BAGIAN DOKUMEN ▸
▼

Tuesday, January 28, 2014

KETIKA TEKNOLOGI MENJADI ‘TUHAN’



“Ki….;menurut Aki modifikasi cuaca seperti kemarin itu bagaimana Ki…,ana sepertinya kok sreg dengan ‘gaya bahasa’ mereka yang seolah-olah teknologi bisa melakukan apa saja,termasuk merekayasa atau bahkan mengalihkan hujan dari satu tempat ke tempat lainnya…..” kata Maula dalam sebuah kesempatan.

“Islam adalah agama modern Nak Mas, Islam adalah agama yang sangat menghargai dan bahkan sangat mendukung kemajuan dibidang apapun, termasuk dibidang teknologi, bahkan Al Qur’an ‘menantang’ kita untuk bisa melintasi penjuru  langit atau penjuru  bumi….” Kata Ki Bijak sambil mengutip sebuah ayat didalam Ar-Rahman;

33.  Hai jama'ah jin dan manusia, jika kamu sanggup menembus (melintasi) penjuru langit dan bumi, Maka lintasilah, kamu tidak dapat menembusnya kecuali dengan kekuatan.

“Tapi tidak berarti kemudian kecanggihan teknologi bisa menggantikan posisi dan eksistensi Allah sebagai Tuhan…;justru dengan kecanggihan teknologi ini mestinya mengantarkan manusia untuk mengetahui dan kemudian meyakini adanya sang pencipta langit dan bumi, adanya sang pemilihara semesta ini…”Kata Ki Bijak lagi.

“Aki juga sempta mendengar kabar itu Nak Mas…;silahkan..,hanya memang ‘bahasa yang dipakai banyak orang pintar dinegeri inimenyiratkan ‘kesombongan dan mengesankan bahwa kita tidak perlu Allah untuk mengatasi semua permasalahan yang ada, seolah dengan kecanggihan teknologi,semua masalah akan beres….”

▲

CUPLIKAN KUMPULAN DATA ▸
▼

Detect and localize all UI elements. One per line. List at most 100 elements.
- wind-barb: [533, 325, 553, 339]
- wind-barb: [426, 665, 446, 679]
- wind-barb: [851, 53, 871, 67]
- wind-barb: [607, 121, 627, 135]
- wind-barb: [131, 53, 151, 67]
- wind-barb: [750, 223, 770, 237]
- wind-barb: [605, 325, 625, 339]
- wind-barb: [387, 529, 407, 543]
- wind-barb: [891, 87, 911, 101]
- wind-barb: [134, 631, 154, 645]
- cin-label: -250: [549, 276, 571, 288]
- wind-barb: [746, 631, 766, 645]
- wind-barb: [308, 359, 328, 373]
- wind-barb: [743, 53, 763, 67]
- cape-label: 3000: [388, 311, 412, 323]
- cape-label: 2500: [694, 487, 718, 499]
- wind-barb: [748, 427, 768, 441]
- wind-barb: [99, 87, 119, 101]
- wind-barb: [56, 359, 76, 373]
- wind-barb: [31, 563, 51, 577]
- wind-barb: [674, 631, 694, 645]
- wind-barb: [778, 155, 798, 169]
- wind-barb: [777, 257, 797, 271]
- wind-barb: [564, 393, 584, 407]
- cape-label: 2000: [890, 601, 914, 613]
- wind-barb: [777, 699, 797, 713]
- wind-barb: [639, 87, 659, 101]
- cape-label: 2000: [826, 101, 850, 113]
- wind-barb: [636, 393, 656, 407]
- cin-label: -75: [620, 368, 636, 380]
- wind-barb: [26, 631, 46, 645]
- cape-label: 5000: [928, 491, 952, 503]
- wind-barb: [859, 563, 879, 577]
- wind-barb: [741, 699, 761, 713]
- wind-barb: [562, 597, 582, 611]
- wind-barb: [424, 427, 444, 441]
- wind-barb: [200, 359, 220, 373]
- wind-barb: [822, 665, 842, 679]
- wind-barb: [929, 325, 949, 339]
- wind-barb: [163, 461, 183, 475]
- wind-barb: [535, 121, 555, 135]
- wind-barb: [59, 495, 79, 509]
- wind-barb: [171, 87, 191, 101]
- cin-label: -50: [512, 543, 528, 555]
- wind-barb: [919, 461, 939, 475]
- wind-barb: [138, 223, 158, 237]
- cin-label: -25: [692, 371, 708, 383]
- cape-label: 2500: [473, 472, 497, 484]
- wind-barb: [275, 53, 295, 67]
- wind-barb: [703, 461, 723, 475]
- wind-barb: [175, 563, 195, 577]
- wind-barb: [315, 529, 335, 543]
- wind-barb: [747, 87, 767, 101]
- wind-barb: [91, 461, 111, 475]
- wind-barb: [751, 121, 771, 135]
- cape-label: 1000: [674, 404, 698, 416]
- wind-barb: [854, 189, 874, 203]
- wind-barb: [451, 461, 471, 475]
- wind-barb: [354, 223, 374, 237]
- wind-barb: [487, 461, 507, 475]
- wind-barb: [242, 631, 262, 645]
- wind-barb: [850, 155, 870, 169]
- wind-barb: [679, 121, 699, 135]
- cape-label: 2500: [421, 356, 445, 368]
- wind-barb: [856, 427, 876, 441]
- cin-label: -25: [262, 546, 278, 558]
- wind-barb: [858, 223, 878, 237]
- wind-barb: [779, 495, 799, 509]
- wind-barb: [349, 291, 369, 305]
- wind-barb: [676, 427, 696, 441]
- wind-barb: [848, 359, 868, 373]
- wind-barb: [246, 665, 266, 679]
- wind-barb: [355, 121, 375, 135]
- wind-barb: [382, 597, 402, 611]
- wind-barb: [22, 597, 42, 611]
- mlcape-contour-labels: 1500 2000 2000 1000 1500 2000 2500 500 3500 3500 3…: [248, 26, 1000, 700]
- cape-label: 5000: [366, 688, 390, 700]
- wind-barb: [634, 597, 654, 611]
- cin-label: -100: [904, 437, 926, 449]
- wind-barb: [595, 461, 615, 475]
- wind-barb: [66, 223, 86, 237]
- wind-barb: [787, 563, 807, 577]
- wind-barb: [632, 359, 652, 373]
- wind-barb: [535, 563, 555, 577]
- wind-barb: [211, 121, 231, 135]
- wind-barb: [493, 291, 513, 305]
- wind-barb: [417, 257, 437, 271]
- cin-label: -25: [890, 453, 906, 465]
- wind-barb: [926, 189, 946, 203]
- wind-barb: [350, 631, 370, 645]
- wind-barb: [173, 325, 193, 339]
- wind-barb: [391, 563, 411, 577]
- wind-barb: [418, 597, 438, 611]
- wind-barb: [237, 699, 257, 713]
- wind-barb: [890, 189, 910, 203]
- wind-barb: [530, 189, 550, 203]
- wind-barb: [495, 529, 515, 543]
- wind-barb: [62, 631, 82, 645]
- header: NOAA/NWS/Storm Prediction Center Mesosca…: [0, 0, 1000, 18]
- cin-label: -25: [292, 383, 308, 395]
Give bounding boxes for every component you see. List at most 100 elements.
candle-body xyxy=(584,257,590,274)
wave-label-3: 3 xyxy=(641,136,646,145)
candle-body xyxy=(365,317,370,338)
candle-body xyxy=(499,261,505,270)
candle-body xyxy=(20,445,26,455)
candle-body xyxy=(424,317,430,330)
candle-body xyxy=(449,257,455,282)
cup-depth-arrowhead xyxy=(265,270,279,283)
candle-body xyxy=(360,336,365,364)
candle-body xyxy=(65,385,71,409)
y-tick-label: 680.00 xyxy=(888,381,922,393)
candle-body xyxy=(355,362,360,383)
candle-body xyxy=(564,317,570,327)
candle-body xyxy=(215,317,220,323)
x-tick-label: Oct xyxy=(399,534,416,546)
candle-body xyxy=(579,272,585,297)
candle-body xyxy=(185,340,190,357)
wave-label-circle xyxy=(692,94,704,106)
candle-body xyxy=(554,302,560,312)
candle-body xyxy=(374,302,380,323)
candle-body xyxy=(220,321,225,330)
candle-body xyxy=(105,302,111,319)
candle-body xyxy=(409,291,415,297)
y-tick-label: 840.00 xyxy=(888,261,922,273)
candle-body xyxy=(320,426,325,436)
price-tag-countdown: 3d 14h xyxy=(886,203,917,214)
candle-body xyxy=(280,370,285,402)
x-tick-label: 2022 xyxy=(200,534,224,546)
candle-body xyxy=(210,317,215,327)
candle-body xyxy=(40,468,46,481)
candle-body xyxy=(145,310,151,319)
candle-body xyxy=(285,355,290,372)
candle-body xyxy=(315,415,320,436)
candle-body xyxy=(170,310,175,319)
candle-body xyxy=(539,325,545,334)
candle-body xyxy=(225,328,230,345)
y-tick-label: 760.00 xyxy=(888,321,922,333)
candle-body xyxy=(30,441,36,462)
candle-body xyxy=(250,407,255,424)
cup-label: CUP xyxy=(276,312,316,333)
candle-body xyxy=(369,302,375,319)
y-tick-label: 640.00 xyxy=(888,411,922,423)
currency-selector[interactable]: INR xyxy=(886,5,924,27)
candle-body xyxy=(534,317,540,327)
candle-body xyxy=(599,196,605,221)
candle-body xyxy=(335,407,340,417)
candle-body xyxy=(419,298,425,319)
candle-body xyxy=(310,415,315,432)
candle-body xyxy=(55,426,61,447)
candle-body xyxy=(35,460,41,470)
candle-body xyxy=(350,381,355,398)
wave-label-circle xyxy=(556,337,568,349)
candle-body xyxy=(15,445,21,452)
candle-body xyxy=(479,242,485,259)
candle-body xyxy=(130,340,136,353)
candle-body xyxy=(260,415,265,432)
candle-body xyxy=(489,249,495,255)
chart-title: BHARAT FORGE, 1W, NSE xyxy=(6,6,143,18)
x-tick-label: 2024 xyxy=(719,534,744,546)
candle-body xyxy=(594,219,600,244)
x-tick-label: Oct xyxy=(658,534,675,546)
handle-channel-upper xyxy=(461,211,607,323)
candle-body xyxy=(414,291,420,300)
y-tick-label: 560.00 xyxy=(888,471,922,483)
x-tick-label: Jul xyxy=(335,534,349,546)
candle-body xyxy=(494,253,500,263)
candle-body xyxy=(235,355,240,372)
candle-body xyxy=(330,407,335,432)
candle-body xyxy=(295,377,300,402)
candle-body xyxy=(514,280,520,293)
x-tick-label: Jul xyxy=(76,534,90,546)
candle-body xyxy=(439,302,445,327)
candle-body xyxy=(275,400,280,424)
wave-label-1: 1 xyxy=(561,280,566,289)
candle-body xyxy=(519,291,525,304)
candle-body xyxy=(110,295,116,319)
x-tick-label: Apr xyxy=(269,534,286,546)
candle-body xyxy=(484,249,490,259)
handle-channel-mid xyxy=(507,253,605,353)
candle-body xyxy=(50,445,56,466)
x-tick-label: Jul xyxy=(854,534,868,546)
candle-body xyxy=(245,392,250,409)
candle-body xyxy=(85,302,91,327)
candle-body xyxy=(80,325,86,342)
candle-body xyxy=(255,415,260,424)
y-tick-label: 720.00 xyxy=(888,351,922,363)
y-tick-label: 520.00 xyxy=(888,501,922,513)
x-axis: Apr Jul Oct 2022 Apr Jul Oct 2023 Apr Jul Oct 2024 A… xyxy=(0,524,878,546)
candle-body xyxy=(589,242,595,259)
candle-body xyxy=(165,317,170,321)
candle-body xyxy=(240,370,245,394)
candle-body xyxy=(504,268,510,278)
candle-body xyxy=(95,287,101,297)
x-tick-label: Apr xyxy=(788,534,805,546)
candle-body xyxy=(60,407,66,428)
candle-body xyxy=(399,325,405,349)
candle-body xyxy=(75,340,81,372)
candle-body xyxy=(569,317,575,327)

▲

TUJUAN ▸
Tuliskan kembali paragraf dalam bagian dokumen yang diawali dengan “Tapi tidak berarti kemudian” menjadi satu kalimat yang lebih singkat, tanpa menghilangkan pokok isinya.

HASIL TUGAS ▸
Menurut Ki Bijak, kecanggihan teknologi tidak dapat menggantikan posisi dan eksistensi Allah sebagai Tuhan, tetapi justru semestinya mengantarkan manusia untuk mengetahui dan meyakini adanya pencipta langit dan bumi serta pemelihara semesta.